TASK TO CARRY OUT: In full and without alteration, give the listing again.
- - - -
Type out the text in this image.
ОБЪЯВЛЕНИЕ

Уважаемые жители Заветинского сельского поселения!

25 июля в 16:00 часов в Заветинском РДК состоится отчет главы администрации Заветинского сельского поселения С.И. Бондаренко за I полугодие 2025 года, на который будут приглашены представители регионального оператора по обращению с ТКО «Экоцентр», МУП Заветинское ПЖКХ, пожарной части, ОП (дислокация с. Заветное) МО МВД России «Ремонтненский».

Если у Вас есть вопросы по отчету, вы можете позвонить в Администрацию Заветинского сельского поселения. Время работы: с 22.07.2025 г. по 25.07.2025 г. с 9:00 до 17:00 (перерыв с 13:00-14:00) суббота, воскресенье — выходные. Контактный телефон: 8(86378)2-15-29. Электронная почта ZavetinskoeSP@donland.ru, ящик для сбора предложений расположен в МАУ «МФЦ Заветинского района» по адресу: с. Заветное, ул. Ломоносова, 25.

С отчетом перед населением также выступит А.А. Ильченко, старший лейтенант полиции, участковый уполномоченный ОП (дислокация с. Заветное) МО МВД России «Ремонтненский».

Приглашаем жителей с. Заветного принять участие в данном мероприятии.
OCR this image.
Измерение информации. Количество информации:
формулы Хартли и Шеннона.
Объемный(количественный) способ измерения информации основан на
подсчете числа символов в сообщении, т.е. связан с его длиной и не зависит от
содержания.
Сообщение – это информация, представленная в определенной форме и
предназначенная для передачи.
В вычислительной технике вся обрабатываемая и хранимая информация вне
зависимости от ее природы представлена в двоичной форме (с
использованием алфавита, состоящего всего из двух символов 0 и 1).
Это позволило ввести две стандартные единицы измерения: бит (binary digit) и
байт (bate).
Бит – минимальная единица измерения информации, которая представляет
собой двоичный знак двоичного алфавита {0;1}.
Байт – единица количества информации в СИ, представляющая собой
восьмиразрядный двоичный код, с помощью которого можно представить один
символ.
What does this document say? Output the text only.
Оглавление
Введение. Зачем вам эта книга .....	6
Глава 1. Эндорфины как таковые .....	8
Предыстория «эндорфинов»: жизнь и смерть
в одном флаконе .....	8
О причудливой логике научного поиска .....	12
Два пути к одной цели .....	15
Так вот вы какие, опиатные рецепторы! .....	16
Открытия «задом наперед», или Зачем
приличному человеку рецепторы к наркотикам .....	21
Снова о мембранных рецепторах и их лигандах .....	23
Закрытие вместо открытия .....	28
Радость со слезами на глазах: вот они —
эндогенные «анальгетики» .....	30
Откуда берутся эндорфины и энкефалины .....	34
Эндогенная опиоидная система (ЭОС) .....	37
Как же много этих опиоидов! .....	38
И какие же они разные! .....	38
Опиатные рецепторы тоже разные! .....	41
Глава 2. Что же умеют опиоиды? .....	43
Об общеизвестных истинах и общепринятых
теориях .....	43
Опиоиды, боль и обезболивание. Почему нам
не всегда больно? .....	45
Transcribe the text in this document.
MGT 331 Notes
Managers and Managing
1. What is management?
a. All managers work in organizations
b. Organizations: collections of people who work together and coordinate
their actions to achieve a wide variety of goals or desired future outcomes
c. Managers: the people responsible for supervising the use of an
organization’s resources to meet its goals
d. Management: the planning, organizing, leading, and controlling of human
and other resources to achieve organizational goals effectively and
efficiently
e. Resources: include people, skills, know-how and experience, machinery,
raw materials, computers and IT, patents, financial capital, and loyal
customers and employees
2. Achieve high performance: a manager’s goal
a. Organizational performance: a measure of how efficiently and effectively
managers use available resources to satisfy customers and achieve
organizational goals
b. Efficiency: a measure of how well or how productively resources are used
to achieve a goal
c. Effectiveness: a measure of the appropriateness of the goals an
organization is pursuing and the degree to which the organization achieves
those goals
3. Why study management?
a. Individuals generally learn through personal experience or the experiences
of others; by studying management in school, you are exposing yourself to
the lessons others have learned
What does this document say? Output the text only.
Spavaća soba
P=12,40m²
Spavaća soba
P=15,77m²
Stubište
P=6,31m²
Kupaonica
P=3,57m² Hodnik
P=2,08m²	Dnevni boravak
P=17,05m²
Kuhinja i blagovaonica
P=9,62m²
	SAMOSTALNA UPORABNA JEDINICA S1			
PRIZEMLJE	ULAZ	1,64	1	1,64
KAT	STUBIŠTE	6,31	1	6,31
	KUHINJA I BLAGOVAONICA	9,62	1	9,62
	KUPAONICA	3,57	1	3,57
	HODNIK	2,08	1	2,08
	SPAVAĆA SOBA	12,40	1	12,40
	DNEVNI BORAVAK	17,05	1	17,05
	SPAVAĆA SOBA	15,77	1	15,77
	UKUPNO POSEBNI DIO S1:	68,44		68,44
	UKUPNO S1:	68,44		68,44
- - - -
THE COMPLETED TASK:
Type out the text in this image.
ОБЪЯВЛЕНИЕ

Уважаемые жители Заветинского сельского поселения!

25 июля в 16:00 часов в Заветинском РДК состоится отчет главы администрации Заветинского сельского поселения С.И. Бондаренко за I полугодие 2025 года, на который будут приглашены представители регионального оператора по обращению с ТКО «Экоцентр», МУП Заветинское ПЖКХ, пожарной части, ОП (дислокация с. Заветное) МО МВД России «Ремонтненский».

Если у Вас есть вопросы по отчету, вы можете позвонить в Администрацию Заветинского сельского поселения. Время работы: с 22.07.2025 г. по 25.07.2025 г. с 9:00 до 17:00 (перерыв с 13:00-14:00) суббота, воскресенье — выходные. Контактный телефон: 8(86378)2-15-29. Электронная почта ZavetinskoeSP@donland.ru, ящик для сбора предложений расположен в МАУ «МФЦ Заветинского района» по адресу: с. Заветное, ул. Ломоносова, 25.

С отчетом перед населением также выступит А.А. Ильченко, старший лейтенант полиции, участковый уполномоченный ОП (дислокация с. Заветное) МО МВД России «Ремонтненский».

Приглашаем жителей с. Заветного принять участие в данном мероприятии.
OCR this image.
Измерение информации. Количество информации:
формулы Хартли и Шеннона.
Объемный(количественный) способ измерения информации основан на
подсчете числа символов в сообщении, т.е. связан с его длиной и не зависит от
содержания.
Сообщение – это информация, представленная в определенной форме и
предназначенная для передачи.
В вычислительной технике вся обрабатываемая и хранимая информация вне
зависимости от ее природы представлена в двоичной форме (с
использованием алфавита, состоящего всего из двух символов 0 и 1).
Это позволило ввести две стандартные единицы измерения: бит (binary digit) и
байт (bate).
Бит – минимальная единица измерения информации, которая представляет
собой двоичный знак двоичного алфавита {0;1}.
Байт – единица количества информации в СИ, представляющая собой
восьмиразрядный двоичный код, с помощью которого можно представить один
символ.
What does this document say? Output the text only.
Оглавление
Введение. Зачем вам эта книга .....	6
Глава 1. Эндорфины как таковые .....	8
Предыстория «эндорфинов»: жизнь и смерть
в одном флаконе .....	8
О причудливой логике научного поиска .....	12
Два пути к одной цели .....	15
Так вот вы какие, опиатные рецепторы! .....	16
Открытия «задом наперед», или Зачем
приличному человеку рецепторы к наркотикам .....	21
Снова о мембранных рецепторах и их лигандах .....	23
Закрытие вместо открытия .....	28
Радость со слезами на глазах: вот они —
эндогенные «анальгетики» .....	30
Откуда берутся эндорфины и энкефалины .....	34
Эндогенная опиоидная система (ЭОС) .....	37
Как же много этих опиоидов! .....	38
И какие же они разные! .....	38
Опиатные рецепторы тоже разные! .....	41
Глава 2. Что же умеют опиоиды? .....	43
Об общеизвестных истинах и общепринятых
теориях .....	43
Опиоиды, боль и обезболивание. Почему нам
не всегда больно? .....	45
Transcribe the text in this document.
MGT 331 Notes
Managers and Managing
1. What is management?
a. All managers work in organizations
b. Organizations: collections of people who work together and coordinate
their actions to achieve a wide variety of goals or desired future outcomes
c. Managers: the people responsible for supervising the use of an
organization’s resources to meet its goals
d. Management: the planning, organizing, leading, and controlling of human
and other resources to achieve organizational goals effectively and
efficiently
e. Resources: include people, skills, know-how and experience, machinery,
raw materials, computers and IT, patents, financial capital, and loyal
customers and employees
2. Achieve high performance: a manager’s goal
a. Organizational performance: a measure of how efficiently and effectively
managers use available resources to satisfy customers and achieve
organizational goals
b. Efficiency: a measure of how well or how productively resources are used
to achieve a goal
c. Effectiveness: a measure of the appropriateness of the goals an
organization is pursuing and the degree to which the organization achieves
those goals
3. Why study management?
a. Individuals generally learn through personal experience or the experiences
of others; by studying management in school, you are exposing yourself to
the lessons others have learned
What does this document say? Output the text only.
Spavaća soba
P=12,40m²
Spavaća soba
P=15,77m²
Stubište
P=6,31m²
Kupaonica
P=3,57m² Hodnik
P=2,08m²	Dnevni boravak
P=17,05m²
Kuhinja i blagovaonica
P=9,62m²
	SAMOSTALNA UPORABNA JEDINICA S1			
PRIZEMLJE	ULAZ	1,64	1	1,64
KAT	STUBIŠTE	6,31	1	6,31
	KUHINJA I BLAGOVAONICA	9,62	1	9,62
	KUPAONICA	3,57	1	3,57
	HODNIK	2,08	1	2,08
	SPAVAĆA SOBA	12,40	1	12,40
	DNEVNI BORAVAK	17,05	1	17,05
	SPAVAĆA SOBA	15,77	1	15,77
	UKUPNO POSEBNI DIO S1:	68,44		68,44
	UKUPNO S1:	68,44		68,44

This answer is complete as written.